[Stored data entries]
+ + +

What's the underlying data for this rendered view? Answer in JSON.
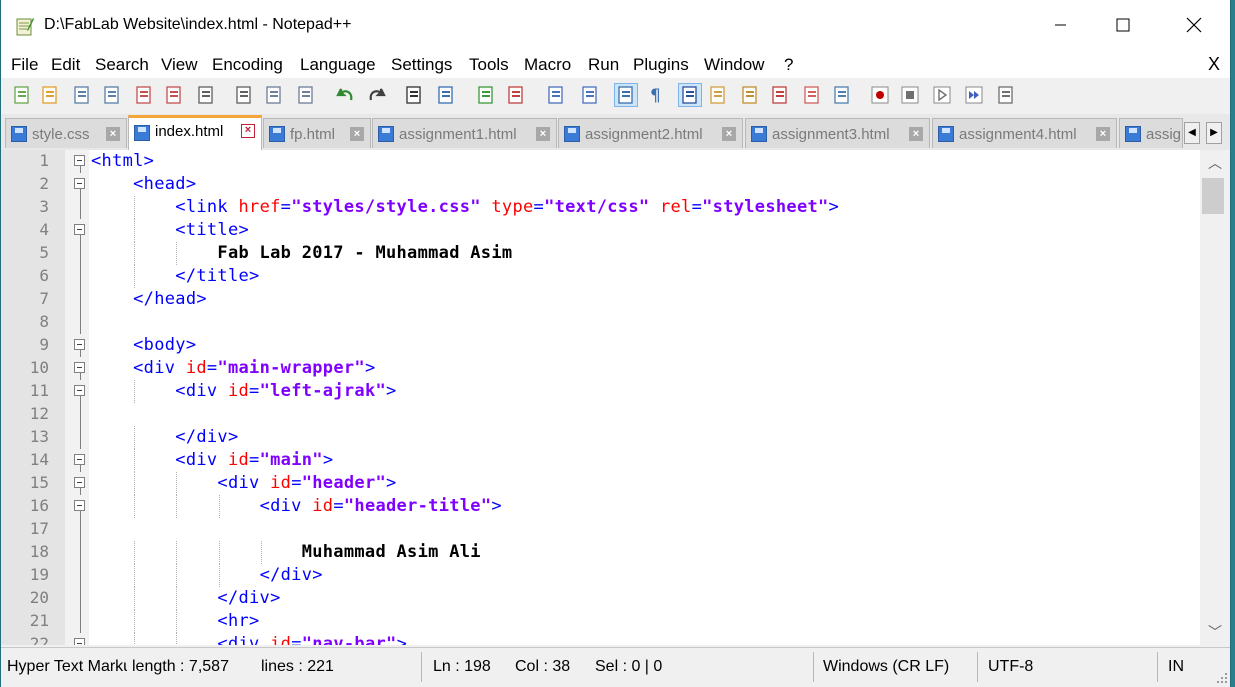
{
  "window": {
    "title": "D:\\FabLab Website\\index.html - Notepad++"
  },
  "menu": [
    "File",
    "Edit",
    "Search",
    "View",
    "Encoding",
    "Language",
    "Settings",
    "Tools",
    "Macro",
    "Run",
    "Plugins",
    "Window",
    "?"
  ],
  "menu_close": "X",
  "tabs": [
    {
      "label": "style.css",
      "active": false
    },
    {
      "label": "index.html",
      "active": true
    },
    {
      "label": "fp.html",
      "active": false
    },
    {
      "label": "assignment1.html",
      "active": false
    },
    {
      "label": "assignment2.html",
      "active": false
    },
    {
      "label": "assignment3.html",
      "active": false
    },
    {
      "label": "assignment4.html",
      "active": false
    },
    {
      "label": "assig",
      "active": false
    }
  ],
  "toolbar_icons": [
    "new-file-icon",
    "open-file-icon",
    "save-icon",
    "save-all-icon",
    "close-icon",
    "close-all-icon",
    "print-icon",
    "cut-icon",
    "copy-icon",
    "paste-icon",
    "undo-icon",
    "redo-icon",
    "find-icon",
    "replace-icon",
    "zoom-in-icon",
    "zoom-out-icon",
    "sync-vertical-icon",
    "sync-horizontal-icon",
    "word-wrap-icon",
    "show-all-characters-icon",
    "indent-guide-icon",
    "user-defined-language-icon",
    "document-map-icon",
    "function-list-icon",
    "folder-workspace-icon",
    "monitoring-icon",
    "record-macro-icon",
    "stop-recording-icon",
    "play-macro-icon",
    "run-macro-multiple-icon",
    "save-macro-icon"
  ],
  "editor": {
    "lines": [
      {
        "n": "1",
        "ind": 0,
        "fold": "box",
        "tokens": [
          [
            "tag",
            "<html>"
          ]
        ]
      },
      {
        "n": "2",
        "ind": 1,
        "fold": "box",
        "tokens": [
          [
            "tag",
            "<head>"
          ]
        ]
      },
      {
        "n": "3",
        "ind": 2,
        "fold": "line",
        "tokens": [
          [
            "tag",
            "<link "
          ],
          [
            "attr",
            "href"
          ],
          [
            "tag",
            "="
          ],
          [
            "val",
            "\"styles/style.css\""
          ],
          [
            "tag",
            " "
          ],
          [
            "attr",
            "type"
          ],
          [
            "tag",
            "="
          ],
          [
            "val",
            "\"text/css\""
          ],
          [
            "tag",
            " "
          ],
          [
            "attr",
            "rel"
          ],
          [
            "tag",
            "="
          ],
          [
            "val",
            "\"stylesheet\""
          ],
          [
            "tag",
            ">"
          ]
        ]
      },
      {
        "n": "4",
        "ind": 2,
        "fold": "box",
        "tokens": [
          [
            "tag",
            "<title>"
          ]
        ]
      },
      {
        "n": "5",
        "ind": 3,
        "fold": "line",
        "tokens": [
          [
            "txt",
            "Fab Lab 2017 - Muhammad Asim"
          ]
        ]
      },
      {
        "n": "6",
        "ind": 2,
        "fold": "line",
        "tokens": [
          [
            "tag",
            "</title>"
          ]
        ]
      },
      {
        "n": "7",
        "ind": 1,
        "fold": "line",
        "tokens": [
          [
            "tag",
            "</head>"
          ]
        ]
      },
      {
        "n": "8",
        "ind": 0,
        "fold": "line",
        "tokens": []
      },
      {
        "n": "9",
        "ind": 1,
        "fold": "box",
        "tokens": [
          [
            "tag",
            "<body>"
          ]
        ]
      },
      {
        "n": "10",
        "ind": 1,
        "fold": "box",
        "tokens": [
          [
            "tag",
            "<div "
          ],
          [
            "attr",
            "id"
          ],
          [
            "tag",
            "="
          ],
          [
            "val",
            "\"main-wrapper\""
          ],
          [
            "tag",
            ">"
          ]
        ]
      },
      {
        "n": "11",
        "ind": 2,
        "fold": "box",
        "tokens": [
          [
            "tag",
            "<div "
          ],
          [
            "attr",
            "id"
          ],
          [
            "tag",
            "="
          ],
          [
            "val",
            "\"left-ajrak\""
          ],
          [
            "tag",
            ">"
          ]
        ]
      },
      {
        "n": "12",
        "ind": 0,
        "fold": "line",
        "tokens": []
      },
      {
        "n": "13",
        "ind": 2,
        "fold": "line",
        "tokens": [
          [
            "tag",
            "</div>"
          ]
        ]
      },
      {
        "n": "14",
        "ind": 2,
        "fold": "box",
        "tokens": [
          [
            "tag",
            "<div "
          ],
          [
            "attr",
            "id"
          ],
          [
            "tag",
            "="
          ],
          [
            "val",
            "\"main\""
          ],
          [
            "tag",
            ">"
          ]
        ]
      },
      {
        "n": "15",
        "ind": 3,
        "fold": "box",
        "tokens": [
          [
            "tag",
            "<div "
          ],
          [
            "attr",
            "id"
          ],
          [
            "tag",
            "="
          ],
          [
            "val",
            "\"header\""
          ],
          [
            "tag",
            ">"
          ]
        ]
      },
      {
        "n": "16",
        "ind": 4,
        "fold": "box",
        "tokens": [
          [
            "tag",
            "<div "
          ],
          [
            "attr",
            "id"
          ],
          [
            "tag",
            "="
          ],
          [
            "val",
            "\"header-title\""
          ],
          [
            "tag",
            ">"
          ]
        ]
      },
      {
        "n": "17",
        "ind": 0,
        "fold": "line",
        "tokens": []
      },
      {
        "n": "18",
        "ind": 5,
        "fold": "line",
        "tokens": [
          [
            "txt",
            "Muhammad Asim Ali"
          ]
        ]
      },
      {
        "n": "19",
        "ind": 4,
        "fold": "line",
        "tokens": [
          [
            "tag",
            "</div>"
          ]
        ]
      },
      {
        "n": "20",
        "ind": 3,
        "fold": "line",
        "tokens": [
          [
            "tag",
            "</div>"
          ]
        ]
      },
      {
        "n": "21",
        "ind": 3,
        "fold": "line",
        "tokens": [
          [
            "tag",
            "<hr>"
          ]
        ]
      },
      {
        "n": "22",
        "ind": 3,
        "fold": "box",
        "tokens": [
          [
            "tag",
            "<div "
          ],
          [
            "attr",
            "id"
          ],
          [
            "tag",
            "="
          ],
          [
            "val",
            "\"nav-bar\""
          ],
          [
            "tag",
            ">"
          ]
        ]
      }
    ]
  },
  "status": {
    "language": "Hyper Text Markup Language file",
    "length": "length : 7,587",
    "lines": "lines : 221",
    "ln": "Ln : 198",
    "col": "Col : 38",
    "sel": "Sel : 0 | 0",
    "eol": "Windows (CR LF)",
    "encoding": "UTF-8",
    "mode": "IN"
  },
  "colors": {
    "tag": "#0000ff",
    "attr": "#ff0000",
    "value": "#8000ff",
    "active_tab_accent": "#f6a53b"
  }
}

+ + +

Return every line of the records exactly as given, pictures excluded.

TASK RESPONSE:
What's the underlying data for this rendered view? Answer in JSON.
{
  "window": {
    "title": "D:\\FabLab Website\\index.html - Notepad++"
  },
  "menu": [
    "File",
    "Edit",
    "Search",
    "View",
    "Encoding",
    "Language",
    "Settings",
    "Tools",
    "Macro",
    "Run",
    "Plugins",
    "Window",
    "?"
  ],
  "menu_close": "X",
  "tabs": [
    {
      "label": "style.css",
      "active": false
    },
    {
      "label": "index.html",
      "active": true
    },
    {
      "label": "fp.html",
      "active": false
    },
    {
      "label": "assignment1.html",
      "active": false
    },
    {
      "label": "assignment2.html",
      "active": false
    },
    {
      "label": "assignment3.html",
      "active": false
    },
    {
      "label": "assignment4.html",
      "active": false
    },
    {
      "label": "assig",
      "active": false
    }
  ],
  "toolbar_icons": [
    "new-file-icon",
    "open-file-icon",
    "save-icon",
    "save-all-icon",
    "close-icon",
    "close-all-icon",
    "print-icon",
    "cut-icon",
    "copy-icon",
    "paste-icon",
    "undo-icon",
    "redo-icon",
    "find-icon",
    "replace-icon",
    "zoom-in-icon",
    "zoom-out-icon",
    "sync-vertical-icon",
    "sync-horizontal-icon",
    "word-wrap-icon",
    "show-all-characters-icon",
    "indent-guide-icon",
    "user-defined-language-icon",
    "document-map-icon",
    "function-list-icon",
    "folder-workspace-icon",
    "monitoring-icon",
    "record-macro-icon",
    "stop-recording-icon",
    "play-macro-icon",
    "run-macro-multiple-icon",
    "save-macro-icon"
  ],
  "editor": {
    "lines": [
      {
        "n": "1",
        "ind": 0,
        "fold": "box",
        "tokens": [
          [
            "tag",
            "<html>"
          ]
        ]
      },
      {
        "n": "2",
        "ind": 1,
        "fold": "box",
        "tokens": [
          [
            "tag",
            "<head>"
          ]
        ]
      },
      {
        "n": "3",
        "ind": 2,
        "fold": "line",
        "tokens": [
          [
            "tag",
            "<link "
          ],
          [
            "attr",
            "href"
          ],
          [
            "tag",
            "="
          ],
          [
            "val",
            "\"styles/style.css\""
          ],
          [
            "tag",
            " "
          ],
          [
            "attr",
            "type"
          ],
          [
            "tag",
            "="
          ],
          [
            "val",
            "\"text/css\""
          ],
          [
            "tag",
            " "
          ],
          [
            "attr",
            "rel"
          ],
          [
            "tag",
            "="
          ],
          [
            "val",
            "\"stylesheet\""
          ],
          [
            "tag",
            ">"
          ]
        ]
      },
      {
        "n": "4",
        "ind": 2,
        "fold": "box",
        "tokens": [
          [
            "tag",
            "<title>"
          ]
        ]
      },
      {
        "n": "5",
        "ind": 3,
        "fold": "line",
        "tokens": [
          [
            "txt",
            "Fab Lab 2017 - Muhammad Asim"
          ]
        ]
      },
      {
        "n": "6",
        "ind": 2,
        "fold": "line",
        "tokens": [
          [
            "tag",
            "</title>"
          ]
        ]
      },
      {
        "n": "7",
        "ind": 1,
        "fold": "line",
        "tokens": [
          [
            "tag",
            "</head>"
          ]
        ]
      },
      {
        "n": "8",
        "ind": 0,
        "fold": "line",
        "tokens": []
      },
      {
        "n": "9",
        "ind": 1,
        "fold": "box",
        "tokens": [
          [
            "tag",
            "<body>"
          ]
        ]
      },
      {
        "n": "10",
        "ind": 1,
        "fold": "box",
        "tokens": [
          [
            "tag",
            "<div "
          ],
          [
            "attr",
            "id"
          ],
          [
            "tag",
            "="
          ],
          [
            "val",
            "\"main-wrapper\""
          ],
          [
            "tag",
            ">"
          ]
        ]
      },
      {
        "n": "11",
        "ind": 2,
        "fold": "box",
        "tokens": [
          [
            "tag",
            "<div "
          ],
          [
            "attr",
            "id"
          ],
          [
            "tag",
            "="
          ],
          [
            "val",
            "\"left-ajrak\""
          ],
          [
            "tag",
            ">"
          ]
        ]
      },
      {
        "n": "12",
        "ind": 0,
        "fold": "line",
        "tokens": []
      },
      {
        "n": "13",
        "ind": 2,
        "fold": "line",
        "tokens": [
          [
            "tag",
            "</div>"
          ]
        ]
      },
      {
        "n": "14",
        "ind": 2,
        "fold": "box",
        "tokens": [
          [
            "tag",
            "<div "
          ],
          [
            "attr",
            "id"
          ],
          [
            "tag",
            "="
          ],
          [
            "val",
            "\"main\""
          ],
          [
            "tag",
            ">"
          ]
        ]
      },
      {
        "n": "15",
        "ind": 3,
        "fold": "box",
        "tokens": [
          [
            "tag",
            "<div "
          ],
          [
            "attr",
            "id"
          ],
          [
            "tag",
            "="
          ],
          [
            "val",
            "\"header\""
          ],
          [
            "tag",
            ">"
          ]
        ]
      },
      {
        "n": "16",
        "ind": 4,
        "fold": "box",
        "tokens": [
          [
            "tag",
            "<div "
          ],
          [
            "attr",
            "id"
          ],
          [
            "tag",
            "="
          ],
          [
            "val",
            "\"header-title\""
          ],
          [
            "tag",
            ">"
          ]
        ]
      },
      {
        "n": "17",
        "ind": 0,
        "fold": "line",
        "tokens": []
      },
      {
        "n": "18",
        "ind": 5,
        "fold": "line",
        "tokens": [
          [
            "txt",
            "Muhammad Asim Ali"
          ]
        ]
      },
      {
        "n": "19",
        "ind": 4,
        "fold": "line",
        "tokens": [
          [
            "tag",
            "</div>"
          ]
        ]
      },
      {
        "n": "20",
        "ind": 3,
        "fold": "line",
        "tokens": [
          [
            "tag",
            "</div>"
          ]
        ]
      },
      {
        "n": "21",
        "ind": 3,
        "fold": "line",
        "tokens": [
          [
            "tag",
            "<hr>"
          ]
        ]
      },
      {
        "n": "22",
        "ind": 3,
        "fold": "box",
        "tokens": [
          [
            "tag",
            "<div "
          ],
          [
            "attr",
            "id"
          ],
          [
            "tag",
            "="
          ],
          [
            "val",
            "\"nav-bar\""
          ],
          [
            "tag",
            ">"
          ]
        ]
      }
    ]
  },
  "status": {
    "language": "Hyper Text Markup Language file",
    "length": "length : 7,587",
    "lines": "lines : 221",
    "ln": "Ln : 198",
    "col": "Col : 38",
    "sel": "Sel : 0 | 0",
    "eol": "Windows (CR LF)",
    "encoding": "UTF-8",
    "mode": "IN"
  },
  "colors": {
    "tag": "#0000ff",
    "attr": "#ff0000",
    "value": "#8000ff",
    "active_tab_accent": "#f6a53b"
  }
}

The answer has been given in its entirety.